(What this task involves):
Report the number of lines in the entries below that include the word "годы", and nothing else.

(Records shown):

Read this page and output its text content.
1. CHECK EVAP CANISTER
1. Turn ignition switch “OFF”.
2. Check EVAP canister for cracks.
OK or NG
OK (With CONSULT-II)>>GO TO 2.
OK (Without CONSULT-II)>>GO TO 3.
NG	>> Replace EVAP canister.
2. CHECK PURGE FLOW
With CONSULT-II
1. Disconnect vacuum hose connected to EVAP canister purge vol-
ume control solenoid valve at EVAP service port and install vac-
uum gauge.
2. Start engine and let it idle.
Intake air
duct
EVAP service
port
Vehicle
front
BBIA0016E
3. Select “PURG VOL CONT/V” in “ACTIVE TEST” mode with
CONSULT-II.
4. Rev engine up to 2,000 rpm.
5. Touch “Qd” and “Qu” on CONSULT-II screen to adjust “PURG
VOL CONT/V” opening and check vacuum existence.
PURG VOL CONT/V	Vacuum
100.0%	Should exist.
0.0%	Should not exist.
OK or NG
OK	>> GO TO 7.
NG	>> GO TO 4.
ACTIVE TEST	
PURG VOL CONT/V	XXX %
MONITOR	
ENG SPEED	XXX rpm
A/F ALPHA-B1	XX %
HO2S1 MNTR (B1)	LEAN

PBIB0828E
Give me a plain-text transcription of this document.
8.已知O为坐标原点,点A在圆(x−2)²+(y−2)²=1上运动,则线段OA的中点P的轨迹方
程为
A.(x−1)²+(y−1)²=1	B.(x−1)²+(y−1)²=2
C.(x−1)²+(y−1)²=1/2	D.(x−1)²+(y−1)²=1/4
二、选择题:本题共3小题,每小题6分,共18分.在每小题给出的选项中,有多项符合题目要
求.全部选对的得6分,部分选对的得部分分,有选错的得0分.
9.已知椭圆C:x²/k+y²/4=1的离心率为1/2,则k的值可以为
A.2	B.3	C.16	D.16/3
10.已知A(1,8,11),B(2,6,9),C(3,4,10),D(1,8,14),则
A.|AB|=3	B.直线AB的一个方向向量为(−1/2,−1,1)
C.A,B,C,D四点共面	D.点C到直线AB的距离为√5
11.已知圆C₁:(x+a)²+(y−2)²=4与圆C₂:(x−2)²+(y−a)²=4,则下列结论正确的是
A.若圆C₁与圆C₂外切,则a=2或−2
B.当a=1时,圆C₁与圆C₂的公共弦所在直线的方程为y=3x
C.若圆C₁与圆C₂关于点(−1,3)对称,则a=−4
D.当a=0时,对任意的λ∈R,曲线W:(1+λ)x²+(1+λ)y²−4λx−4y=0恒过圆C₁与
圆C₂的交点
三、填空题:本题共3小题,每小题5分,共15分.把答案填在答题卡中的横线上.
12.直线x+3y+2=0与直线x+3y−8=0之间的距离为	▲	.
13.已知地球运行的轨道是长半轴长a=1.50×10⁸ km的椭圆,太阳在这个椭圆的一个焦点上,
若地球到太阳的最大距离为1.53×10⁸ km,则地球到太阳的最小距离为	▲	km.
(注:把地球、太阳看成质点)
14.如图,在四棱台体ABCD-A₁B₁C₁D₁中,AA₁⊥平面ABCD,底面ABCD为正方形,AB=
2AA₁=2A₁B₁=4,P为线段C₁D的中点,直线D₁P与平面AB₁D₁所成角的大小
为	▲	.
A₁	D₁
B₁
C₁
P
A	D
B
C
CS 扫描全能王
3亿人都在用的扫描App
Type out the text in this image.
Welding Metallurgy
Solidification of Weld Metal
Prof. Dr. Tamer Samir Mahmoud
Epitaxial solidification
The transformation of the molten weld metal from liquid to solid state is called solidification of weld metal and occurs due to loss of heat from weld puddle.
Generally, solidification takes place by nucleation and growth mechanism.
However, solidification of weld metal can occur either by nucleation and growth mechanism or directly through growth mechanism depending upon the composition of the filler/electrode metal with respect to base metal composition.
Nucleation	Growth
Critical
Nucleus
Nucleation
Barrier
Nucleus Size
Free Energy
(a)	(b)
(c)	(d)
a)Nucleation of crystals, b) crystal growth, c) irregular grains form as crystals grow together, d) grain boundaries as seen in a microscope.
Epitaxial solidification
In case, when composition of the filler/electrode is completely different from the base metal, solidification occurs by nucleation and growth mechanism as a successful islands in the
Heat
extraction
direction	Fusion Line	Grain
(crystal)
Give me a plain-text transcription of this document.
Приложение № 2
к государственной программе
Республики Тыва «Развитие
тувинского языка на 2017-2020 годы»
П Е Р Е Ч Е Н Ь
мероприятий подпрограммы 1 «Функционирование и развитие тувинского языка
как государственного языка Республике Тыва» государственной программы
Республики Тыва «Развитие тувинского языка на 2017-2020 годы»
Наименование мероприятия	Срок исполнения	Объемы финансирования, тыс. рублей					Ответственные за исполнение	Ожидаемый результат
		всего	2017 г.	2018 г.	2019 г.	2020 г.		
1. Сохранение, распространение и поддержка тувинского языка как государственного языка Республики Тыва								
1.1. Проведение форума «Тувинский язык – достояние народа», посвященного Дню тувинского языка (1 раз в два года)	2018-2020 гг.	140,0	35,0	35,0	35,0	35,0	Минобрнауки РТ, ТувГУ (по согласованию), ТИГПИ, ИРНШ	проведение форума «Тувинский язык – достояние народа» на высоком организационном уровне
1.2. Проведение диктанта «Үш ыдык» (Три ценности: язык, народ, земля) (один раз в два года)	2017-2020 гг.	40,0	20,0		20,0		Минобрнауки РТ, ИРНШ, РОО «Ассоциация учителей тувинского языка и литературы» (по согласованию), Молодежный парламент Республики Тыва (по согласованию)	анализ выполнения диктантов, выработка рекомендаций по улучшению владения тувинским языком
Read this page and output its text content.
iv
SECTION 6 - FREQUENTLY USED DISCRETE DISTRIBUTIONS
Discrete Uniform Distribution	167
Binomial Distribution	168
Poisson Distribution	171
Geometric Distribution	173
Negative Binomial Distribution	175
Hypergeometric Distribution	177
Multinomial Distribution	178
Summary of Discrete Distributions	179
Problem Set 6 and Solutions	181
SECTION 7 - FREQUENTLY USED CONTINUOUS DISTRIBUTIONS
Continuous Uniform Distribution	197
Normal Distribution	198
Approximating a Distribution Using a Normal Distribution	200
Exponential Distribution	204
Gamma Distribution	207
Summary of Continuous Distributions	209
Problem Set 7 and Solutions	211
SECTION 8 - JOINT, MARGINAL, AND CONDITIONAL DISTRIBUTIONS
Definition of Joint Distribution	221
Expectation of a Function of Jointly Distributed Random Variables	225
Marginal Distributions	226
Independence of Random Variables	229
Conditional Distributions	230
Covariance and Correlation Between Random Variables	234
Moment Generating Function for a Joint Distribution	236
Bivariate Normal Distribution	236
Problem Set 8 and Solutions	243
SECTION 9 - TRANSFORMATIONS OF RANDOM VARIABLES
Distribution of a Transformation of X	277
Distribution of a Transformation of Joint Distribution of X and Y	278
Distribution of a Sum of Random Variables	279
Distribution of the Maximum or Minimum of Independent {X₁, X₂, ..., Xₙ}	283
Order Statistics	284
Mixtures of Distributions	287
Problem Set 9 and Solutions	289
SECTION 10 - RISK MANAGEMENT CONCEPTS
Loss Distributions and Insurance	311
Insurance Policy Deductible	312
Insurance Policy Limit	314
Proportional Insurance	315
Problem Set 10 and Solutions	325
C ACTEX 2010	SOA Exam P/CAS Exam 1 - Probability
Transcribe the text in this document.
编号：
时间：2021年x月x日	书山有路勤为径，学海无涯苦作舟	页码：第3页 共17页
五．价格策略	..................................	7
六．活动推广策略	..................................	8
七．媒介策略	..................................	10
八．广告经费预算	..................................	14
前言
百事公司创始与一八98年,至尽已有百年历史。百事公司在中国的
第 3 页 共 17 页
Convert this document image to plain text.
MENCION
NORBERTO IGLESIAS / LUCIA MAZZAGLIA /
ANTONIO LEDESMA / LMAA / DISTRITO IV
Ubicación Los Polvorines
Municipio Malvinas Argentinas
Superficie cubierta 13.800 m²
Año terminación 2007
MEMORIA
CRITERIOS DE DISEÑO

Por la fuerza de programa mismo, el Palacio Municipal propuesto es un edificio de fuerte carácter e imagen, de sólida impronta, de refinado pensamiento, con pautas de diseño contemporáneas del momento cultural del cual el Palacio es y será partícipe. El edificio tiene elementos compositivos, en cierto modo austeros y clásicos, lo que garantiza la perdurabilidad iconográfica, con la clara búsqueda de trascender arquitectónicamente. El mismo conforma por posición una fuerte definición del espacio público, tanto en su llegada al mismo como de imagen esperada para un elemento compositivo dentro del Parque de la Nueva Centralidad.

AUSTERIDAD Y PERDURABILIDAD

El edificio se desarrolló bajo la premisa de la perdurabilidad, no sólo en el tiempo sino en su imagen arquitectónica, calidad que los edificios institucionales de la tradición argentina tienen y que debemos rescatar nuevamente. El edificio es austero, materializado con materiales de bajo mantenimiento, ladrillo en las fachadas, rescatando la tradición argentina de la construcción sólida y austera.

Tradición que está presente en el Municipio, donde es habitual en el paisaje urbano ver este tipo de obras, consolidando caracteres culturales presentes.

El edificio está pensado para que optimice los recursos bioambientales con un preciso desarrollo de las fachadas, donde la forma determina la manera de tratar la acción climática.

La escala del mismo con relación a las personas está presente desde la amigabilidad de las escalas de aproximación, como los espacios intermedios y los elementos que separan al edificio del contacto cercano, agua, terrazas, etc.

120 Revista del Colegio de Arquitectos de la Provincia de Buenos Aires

(Reply to the task):
2